* start DATA PROVIDED *

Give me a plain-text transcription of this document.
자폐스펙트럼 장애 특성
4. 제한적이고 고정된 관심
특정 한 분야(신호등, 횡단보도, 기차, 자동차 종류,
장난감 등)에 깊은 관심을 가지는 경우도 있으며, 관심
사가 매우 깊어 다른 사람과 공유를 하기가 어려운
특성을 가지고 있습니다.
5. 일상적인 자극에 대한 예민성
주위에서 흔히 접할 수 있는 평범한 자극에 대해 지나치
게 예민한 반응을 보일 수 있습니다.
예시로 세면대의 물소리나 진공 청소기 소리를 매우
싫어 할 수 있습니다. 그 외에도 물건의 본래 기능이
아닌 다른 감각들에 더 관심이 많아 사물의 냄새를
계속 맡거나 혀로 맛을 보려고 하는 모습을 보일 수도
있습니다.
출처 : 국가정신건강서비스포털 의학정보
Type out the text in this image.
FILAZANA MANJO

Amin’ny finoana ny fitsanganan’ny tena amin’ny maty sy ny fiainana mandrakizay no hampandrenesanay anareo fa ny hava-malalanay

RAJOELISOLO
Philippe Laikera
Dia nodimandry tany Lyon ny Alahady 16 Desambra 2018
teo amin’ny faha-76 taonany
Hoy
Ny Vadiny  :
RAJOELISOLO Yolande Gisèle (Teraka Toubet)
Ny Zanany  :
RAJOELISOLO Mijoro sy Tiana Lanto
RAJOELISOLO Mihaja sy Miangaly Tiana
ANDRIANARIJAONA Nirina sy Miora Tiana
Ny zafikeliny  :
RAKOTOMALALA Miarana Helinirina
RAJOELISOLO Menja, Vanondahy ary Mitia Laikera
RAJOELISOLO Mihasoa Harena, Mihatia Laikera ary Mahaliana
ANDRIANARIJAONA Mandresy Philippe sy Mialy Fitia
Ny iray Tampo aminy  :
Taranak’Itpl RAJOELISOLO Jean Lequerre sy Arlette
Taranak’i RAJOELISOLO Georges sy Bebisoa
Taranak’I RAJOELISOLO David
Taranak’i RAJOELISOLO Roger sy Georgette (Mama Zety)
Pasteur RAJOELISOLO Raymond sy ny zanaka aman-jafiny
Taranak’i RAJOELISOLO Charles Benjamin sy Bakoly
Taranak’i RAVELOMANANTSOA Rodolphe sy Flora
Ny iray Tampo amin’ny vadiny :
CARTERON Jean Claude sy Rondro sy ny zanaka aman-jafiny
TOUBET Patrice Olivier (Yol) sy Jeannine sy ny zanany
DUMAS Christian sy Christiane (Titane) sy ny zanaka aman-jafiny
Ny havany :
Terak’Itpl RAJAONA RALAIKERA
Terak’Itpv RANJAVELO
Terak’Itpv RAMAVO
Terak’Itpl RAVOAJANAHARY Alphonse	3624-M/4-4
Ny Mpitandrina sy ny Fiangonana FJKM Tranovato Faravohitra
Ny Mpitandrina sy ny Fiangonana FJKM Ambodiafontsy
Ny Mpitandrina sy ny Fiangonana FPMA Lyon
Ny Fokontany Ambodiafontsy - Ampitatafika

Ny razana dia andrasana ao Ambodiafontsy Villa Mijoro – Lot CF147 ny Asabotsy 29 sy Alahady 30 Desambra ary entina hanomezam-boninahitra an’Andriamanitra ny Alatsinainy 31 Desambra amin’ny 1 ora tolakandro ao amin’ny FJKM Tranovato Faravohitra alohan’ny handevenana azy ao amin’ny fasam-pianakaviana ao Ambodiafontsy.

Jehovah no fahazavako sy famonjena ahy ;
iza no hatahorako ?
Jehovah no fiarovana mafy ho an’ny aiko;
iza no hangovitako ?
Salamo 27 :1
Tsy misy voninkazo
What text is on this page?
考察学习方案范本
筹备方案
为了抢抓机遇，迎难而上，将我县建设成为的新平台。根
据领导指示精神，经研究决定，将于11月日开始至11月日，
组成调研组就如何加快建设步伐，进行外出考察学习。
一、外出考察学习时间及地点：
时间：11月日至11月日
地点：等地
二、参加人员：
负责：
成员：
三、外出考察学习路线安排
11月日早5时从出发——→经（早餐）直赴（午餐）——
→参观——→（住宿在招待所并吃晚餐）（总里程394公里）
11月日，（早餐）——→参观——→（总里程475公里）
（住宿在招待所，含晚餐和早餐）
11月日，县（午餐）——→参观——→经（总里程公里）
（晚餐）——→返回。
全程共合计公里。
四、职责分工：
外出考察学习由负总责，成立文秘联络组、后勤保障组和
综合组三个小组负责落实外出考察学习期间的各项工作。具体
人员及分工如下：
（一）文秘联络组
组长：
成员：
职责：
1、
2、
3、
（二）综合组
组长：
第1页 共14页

* end DATA PROVIDED *

AIM OF THE EXERCISE:
Go through the listing and print each line exactly as it appears.

RESULT OF THE EXERCISE:
Give me a plain-text transcription of this document.
자폐스펙트럼 장애 특성
4. 제한적이고 고정된 관심
특정 한 분야(신호등, 횡단보도, 기차, 자동차 종류,
장난감 등)에 깊은 관심을 가지는 경우도 있으며, 관심
사가 매우 깊어 다른 사람과 공유를 하기가 어려운
특성을 가지고 있습니다.
5. 일상적인 자극에 대한 예민성
주위에서 흔히 접할 수 있는 평범한 자극에 대해 지나치
게 예민한 반응을 보일 수 있습니다.
예시로 세면대의 물소리나 진공 청소기 소리를 매우
싫어 할 수 있습니다. 그 외에도 물건의 본래 기능이
아닌 다른 감각들에 더 관심이 많아 사물의 냄새를
계속 맡거나 혀로 맛을 보려고 하는 모습을 보일 수도
있습니다.
출처 : 국가정신건강서비스포털 의학정보
Type out the text in this image.
FILAZANA MANJO

Amin’ny finoana ny fitsanganan’ny tena amin’ny maty sy ny fiainana mandrakizay no hampandrenesanay anareo fa ny hava-malalanay

RAJOELISOLO
Philippe Laikera
Dia nodimandry tany Lyon ny Alahady 16 Desambra 2018
teo amin’ny faha-76 taonany
Hoy
Ny Vadiny  :
RAJOELISOLO Yolande Gisèle (Teraka Toubet)
Ny Zanany  :
RAJOELISOLO Mijoro sy Tiana Lanto
RAJOELISOLO Mihaja sy Miangaly Tiana
ANDRIANARIJAONA Nirina sy Miora Tiana
Ny zafikeliny  :
RAKOTOMALALA Miarana Helinirina
RAJOELISOLO Menja, Vanondahy ary Mitia Laikera
RAJOELISOLO Mihasoa Harena, Mihatia Laikera ary Mahaliana
ANDRIANARIJAONA Mandresy Philippe sy Mialy Fitia
Ny iray Tampo aminy  :
Taranak’Itpl RAJOELISOLO Jean Lequerre sy Arlette
Taranak’i RAJOELISOLO Georges sy Bebisoa
Taranak’I RAJOELISOLO David
Taranak’i RAJOELISOLO Roger sy Georgette (Mama Zety)
Pasteur RAJOELISOLO Raymond sy ny zanaka aman-jafiny
Taranak’i RAJOELISOLO Charles Benjamin sy Bakoly
Taranak’i RAVELOMANANTSOA Rodolphe sy Flora
Ny iray Tampo amin’ny vadiny :
CARTERON Jean Claude sy Rondro sy ny zanaka aman-jafiny
TOUBET Patrice Olivier (Yol) sy Jeannine sy ny zanany
DUMAS Christian sy Christiane (Titane) sy ny zanaka aman-jafiny
Ny havany :
Terak’Itpl RAJAONA RALAIKERA
Terak’Itpv RANJAVELO
Terak’Itpv RAMAVO
Terak’Itpl RAVOAJANAHARY Alphonse	3624-M/4-4
Ny Mpitandrina sy ny Fiangonana FJKM Tranovato Faravohitra
Ny Mpitandrina sy ny Fiangonana FJKM Ambodiafontsy
Ny Mpitandrina sy ny Fiangonana FPMA Lyon
Ny Fokontany Ambodiafontsy - Ampitatafika

Ny razana dia andrasana ao Ambodiafontsy Villa Mijoro – Lot CF147 ny Asabotsy 29 sy Alahady 30 Desambra ary entina hanomezam-boninahitra an’Andriamanitra ny Alatsinainy 31 Desambra amin’ny 1 ora tolakandro ao amin’ny FJKM Tranovato Faravohitra alohan’ny handevenana azy ao amin’ny fasam-pianakaviana ao Ambodiafontsy.

Jehovah no fahazavako sy famonjena ahy ;
iza no hatahorako ?
Jehovah no fiarovana mafy ho an’ny aiko;
iza no hangovitako ?
Salamo 27 :1
Tsy misy voninkazo
What text is on this page?
考察学习方案范本
筹备方案
为了抢抓机遇，迎难而上，将我县建设成为的新平台。根
据领导指示精神，经研究决定，将于11月日开始至11月日，
组成调研组就如何加快建设步伐，进行外出考察学习。
一、外出考察学习时间及地点：
时间：11月日至11月日
地点：等地
二、参加人员：
负责：
成员：
三、外出考察学习路线安排
11月日早5时从出发——→经（早餐）直赴（午餐）——
→参观——→（住宿在招待所并吃晚餐）（总里程394公里）
11月日，（早餐）——→参观——→（总里程475公里）
（住宿在招待所，含晚餐和早餐）
11月日，县（午餐）——→参观——→经（总里程公里）
（晚餐）——→返回。
全程共合计公里。
四、职责分工：
外出考察学习由负总责，成立文秘联络组、后勤保障组和
综合组三个小组负责落实外出考察学习期间的各项工作。具体
人员及分工如下：
（一）文秘联络组
组长：
成员：
职责：
1、
2、
3、
（二）综合组
组长：
第1页 共14页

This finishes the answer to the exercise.